[Written task] Write out all the lines again, precisely as they stand, but without the images.

Dataset listings of figures
[Start]
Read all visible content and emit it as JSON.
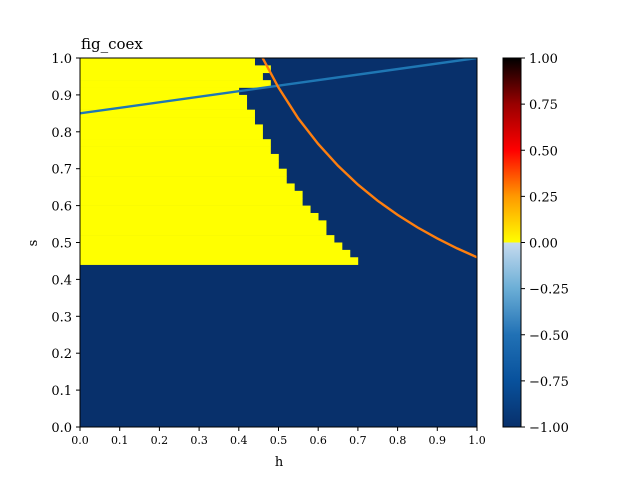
{
  "chart_data": {
    "type": "heatmap",
    "title": "fig_coex",
    "xlabel": "h",
    "ylabel": "s",
    "xlim": [
      0.0,
      1.0
    ],
    "ylim": [
      0.0,
      1.0
    ],
    "xticks": [
      "0.0",
      "0.1",
      "0.2",
      "0.3",
      "0.4",
      "0.5",
      "0.6",
      "0.7",
      "0.8",
      "0.9",
      "1.0"
    ],
    "yticks": [
      "0.0",
      "0.1",
      "0.2",
      "0.3",
      "0.4",
      "0.5",
      "0.6",
      "0.7",
      "0.8",
      "0.9",
      "1.0"
    ],
    "grid_resolution": 0.02,
    "heatmap_values": {
      "background": -1.0,
      "region": 0.0
    },
    "region_rows": [
      {
        "s_min": 0.44,
        "s_max": 0.46,
        "h_start": 0.0,
        "h_end": 0.7
      },
      {
        "s_min": 0.46,
        "s_max": 0.48,
        "h_start": 0.0,
        "h_end": 0.68
      },
      {
        "s_min": 0.48,
        "s_max": 0.5,
        "h_start": 0.0,
        "h_end": 0.66
      },
      {
        "s_min": 0.5,
        "s_max": 0.52,
        "h_start": 0.0,
        "h_end": 0.64
      },
      {
        "s_min": 0.52,
        "s_max": 0.54,
        "h_start": 0.0,
        "h_end": 0.62
      },
      {
        "s_min": 0.54,
        "s_max": 0.56,
        "h_start": 0.0,
        "h_end": 0.62
      },
      {
        "s_min": 0.56,
        "s_max": 0.58,
        "h_start": 0.0,
        "h_end": 0.6
      },
      {
        "s_min": 0.58,
        "s_max": 0.6,
        "h_start": 0.0,
        "h_end": 0.58
      },
      {
        "s_min": 0.6,
        "s_max": 0.62,
        "h_start": 0.0,
        "h_end": 0.56
      },
      {
        "s_min": 0.62,
        "s_max": 0.64,
        "h_start": 0.0,
        "h_end": 0.56
      },
      {
        "s_min": 0.64,
        "s_max": 0.66,
        "h_start": 0.0,
        "h_end": 0.54
      },
      {
        "s_min": 0.66,
        "s_max": 0.68,
        "h_start": 0.0,
        "h_end": 0.52
      },
      {
        "s_min": 0.68,
        "s_max": 0.7,
        "h_start": 0.0,
        "h_end": 0.52
      },
      {
        "s_min": 0.7,
        "s_max": 0.72,
        "h_start": 0.0,
        "h_end": 0.5
      },
      {
        "s_min": 0.72,
        "s_max": 0.74,
        "h_start": 0.0,
        "h_end": 0.5
      },
      {
        "s_min": 0.74,
        "s_max": 0.76,
        "h_start": 0.0,
        "h_end": 0.48
      },
      {
        "s_min": 0.76,
        "s_max": 0.78,
        "h_start": 0.0,
        "h_end": 0.48
      },
      {
        "s_min": 0.78,
        "s_max": 0.8,
        "h_start": 0.0,
        "h_end": 0.46
      },
      {
        "s_min": 0.8,
        "s_max": 0.82,
        "h_start": 0.0,
        "h_end": 0.46
      },
      {
        "s_min": 0.82,
        "s_max": 0.84,
        "h_start": 0.0,
        "h_end": 0.44
      },
      {
        "s_min": 0.84,
        "s_max": 0.86,
        "h_start": 0.0,
        "h_end": 0.44
      },
      {
        "s_min": 0.86,
        "s_max": 0.88,
        "h_start": 0.0,
        "h_end": 0.42
      },
      {
        "s_min": 0.88,
        "s_max": 0.9,
        "h_start": 0.0,
        "h_end": 0.42
      },
      {
        "s_min": 0.9,
        "s_max": 0.92,
        "h_start": 0.0,
        "h_end": 0.4
      },
      {
        "s_min": 0.92,
        "s_max": 0.94,
        "h_start": 0.0,
        "h_end": 0.48
      },
      {
        "s_min": 0.94,
        "s_max": 0.96,
        "h_start": 0.0,
        "h_end": 0.46
      },
      {
        "s_min": 0.96,
        "s_max": 0.98,
        "h_start": 0.0,
        "h_end": 0.48
      },
      {
        "s_min": 0.98,
        "s_max": 1.0,
        "h_start": 0.0,
        "h_end": 0.44
      }
    ],
    "series": [
      {
        "color": "#1f77b4",
        "type": "line",
        "x": [
          0.0,
          1.0
        ],
        "y": [
          0.85,
          1.0
        ]
      },
      {
        "color": "#ff7f0e",
        "type": "line",
        "x": [
          0.46,
          0.5,
          0.55,
          0.6,
          0.65,
          0.7,
          0.75,
          0.8,
          0.85,
          0.9,
          0.95,
          1.0
        ],
        "y": [
          1.0,
          0.92,
          0.836,
          0.767,
          0.708,
          0.657,
          0.613,
          0.575,
          0.541,
          0.511,
          0.484,
          0.46
        ]
      }
    ],
    "colorbar": {
      "min": -1.0,
      "max": 1.0,
      "ticks": [
        "1.00",
        "0.75",
        "0.50",
        "0.25",
        "0.00",
        "−0.25",
        "−0.50",
        "−0.75",
        "−1.00"
      ],
      "tick_values": [
        1.0,
        0.75,
        0.5,
        0.25,
        0.0,
        -0.25,
        -0.5,
        -0.75,
        -1.0
      ],
      "stops": [
        {
          "value": -1.0,
          "color": "#08306b"
        },
        {
          "value": -0.75,
          "color": "#08519c"
        },
        {
          "value": -0.5,
          "color": "#2171b5"
        },
        {
          "value": -0.25,
          "color": "#6baed6"
        },
        {
          "value": 0.0,
          "color": "#c6dbef"
        },
        {
          "value": 0.0,
          "color": "#ffff00"
        },
        {
          "value": 0.25,
          "color": "#ff9900"
        },
        {
          "value": 0.5,
          "color": "#ff0000"
        },
        {
          "value": 0.75,
          "color": "#990000"
        },
        {
          "value": 1.0,
          "color": "#000000"
        }
      ]
    },
    "colors": {
      "background": "#08306b",
      "region": "#ffff00",
      "axis": "#000000"
    }
  }
}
[End]
[Solution to this exercise]
Read all visible content and emit it as JSON.
{
  "chart_data": {
    "type": "heatmap",
    "title": "fig_coex",
    "xlabel": "h",
    "ylabel": "s",
    "xlim": [
      0.0,
      1.0
    ],
    "ylim": [
      0.0,
      1.0
    ],
    "xticks": [
      "0.0",
      "0.1",
      "0.2",
      "0.3",
      "0.4",
      "0.5",
      "0.6",
      "0.7",
      "0.8",
      "0.9",
      "1.0"
    ],
    "yticks": [
      "0.0",
      "0.1",
      "0.2",
      "0.3",
      "0.4",
      "0.5",
      "0.6",
      "0.7",
      "0.8",
      "0.9",
      "1.0"
    ],
    "grid_resolution": 0.02,
    "heatmap_values": {
      "background": -1.0,
      "region": 0.0
    },
    "region_rows": [
      {
        "s_min": 0.44,
        "s_max": 0.46,
        "h_start": 0.0,
        "h_end": 0.7
      },
      {
        "s_min": 0.46,
        "s_max": 0.48,
        "h_start": 0.0,
        "h_end": 0.68
      },
      {
        "s_min": 0.48,
        "s_max": 0.5,
        "h_start": 0.0,
        "h_end": 0.66
      },
      {
        "s_min": 0.5,
        "s_max": 0.52,
        "h_start": 0.0,
        "h_end": 0.64
      },
      {
        "s_min": 0.52,
        "s_max": 0.54,
        "h_start": 0.0,
        "h_end": 0.62
      },
      {
        "s_min": 0.54,
        "s_max": 0.56,
        "h_start": 0.0,
        "h_end": 0.62
      },
      {
        "s_min": 0.56,
        "s_max": 0.58,
        "h_start": 0.0,
        "h_end": 0.6
      },
      {
        "s_min": 0.58,
        "s_max": 0.6,
        "h_start": 0.0,
        "h_end": 0.58
      },
      {
        "s_min": 0.6,
        "s_max": 0.62,
        "h_start": 0.0,
        "h_end": 0.56
      },
      {
        "s_min": 0.62,
        "s_max": 0.64,
        "h_start": 0.0,
        "h_end": 0.56
      },
      {
        "s_min": 0.64,
        "s_max": 0.66,
        "h_start": 0.0,
        "h_end": 0.54
      },
      {
        "s_min": 0.66,
        "s_max": 0.68,
        "h_start": 0.0,
        "h_end": 0.52
      },
      {
        "s_min": 0.68,
        "s_max": 0.7,
        "h_start": 0.0,
        "h_end": 0.52
      },
      {
        "s_min": 0.7,
        "s_max": 0.72,
        "h_start": 0.0,
        "h_end": 0.5
      },
      {
        "s_min": 0.72,
        "s_max": 0.74,
        "h_start": 0.0,
        "h_end": 0.5
      },
      {
        "s_min": 0.74,
        "s_max": 0.76,
        "h_start": 0.0,
        "h_end": 0.48
      },
      {
        "s_min": 0.76,
        "s_max": 0.78,
        "h_start": 0.0,
        "h_end": 0.48
      },
      {
        "s_min": 0.78,
        "s_max": 0.8,
        "h_start": 0.0,
        "h_end": 0.46
      },
      {
        "s_min": 0.8,
        "s_max": 0.82,
        "h_start": 0.0,
        "h_end": 0.46
      },
      {
        "s_min": 0.82,
        "s_max": 0.84,
        "h_start": 0.0,
        "h_end": 0.44
      },
      {
        "s_min": 0.84,
        "s_max": 0.86,
        "h_start": 0.0,
        "h_end": 0.44
      },
      {
        "s_min": 0.86,
        "s_max": 0.88,
        "h_start": 0.0,
        "h_end": 0.42
      },
      {
        "s_min": 0.88,
        "s_max": 0.9,
        "h_start": 0.0,
        "h_end": 0.42
      },
      {
        "s_min": 0.9,
        "s_max": 0.92,
        "h_start": 0.0,
        "h_end": 0.4
      },
      {
        "s_min": 0.92,
        "s_max": 0.94,
        "h_start": 0.0,
        "h_end": 0.48
      },
      {
        "s_min": 0.94,
        "s_max": 0.96,
        "h_start": 0.0,
        "h_end": 0.46
      },
      {
        "s_min": 0.96,
        "s_max": 0.98,
        "h_start": 0.0,
        "h_end": 0.48
      },
      {
        "s_min": 0.98,
        "s_max": 1.0,
        "h_start": 0.0,
        "h_end": 0.44
      }
    ],
    "series": [
      {
        "color": "#1f77b4",
        "type": "line",
        "x": [
          0.0,
          1.0
        ],
        "y": [
          0.85,
          1.0
        ]
      },
      {
        "color": "#ff7f0e",
        "type": "line",
        "x": [
          0.46,
          0.5,
          0.55,
          0.6,
          0.65,
          0.7,
          0.75,
          0.8,
          0.85,
          0.9,
          0.95,
          1.0
        ],
        "y": [
          1.0,
          0.92,
          0.836,
          0.767,
          0.708,
          0.657,
          0.613,
          0.575,
          0.541,
          0.511,
          0.484,
          0.46
        ]
      }
    ],
    "colorbar": {
      "min": -1.0,
      "max": 1.0,
      "ticks": [
        "1.00",
        "0.75",
        "0.50",
        "0.25",
        "0.00",
        "−0.25",
        "−0.50",
        "−0.75",
        "−1.00"
      ],
      "tick_values": [
        1.0,
        0.75,
        0.5,
        0.25,
        0.0,
        -0.25,
        -0.5,
        -0.75,
        -1.0
      ],
      "stops": [
        {
          "value": -1.0,
          "color": "#08306b"
        },
        {
          "value": -0.75,
          "color": "#08519c"
        },
        {
          "value": -0.5,
          "color": "#2171b5"
        },
        {
          "value": -0.25,
          "color": "#6baed6"
        },
        {
          "value": 0.0,
          "color": "#c6dbef"
        },
        {
          "value": 0.0,
          "color": "#ffff00"
        },
        {
          "value": 0.25,
          "color": "#ff9900"
        },
        {
          "value": 0.5,
          "color": "#ff0000"
        },
        {
          "value": 0.75,
          "color": "#990000"
        },
        {
          "value": 1.0,
          "color": "#000000"
        }
      ]
    },
    "colors": {
      "background": "#08306b",
      "region": "#ffff00",
      "axis": "#000000"
    }
  }
}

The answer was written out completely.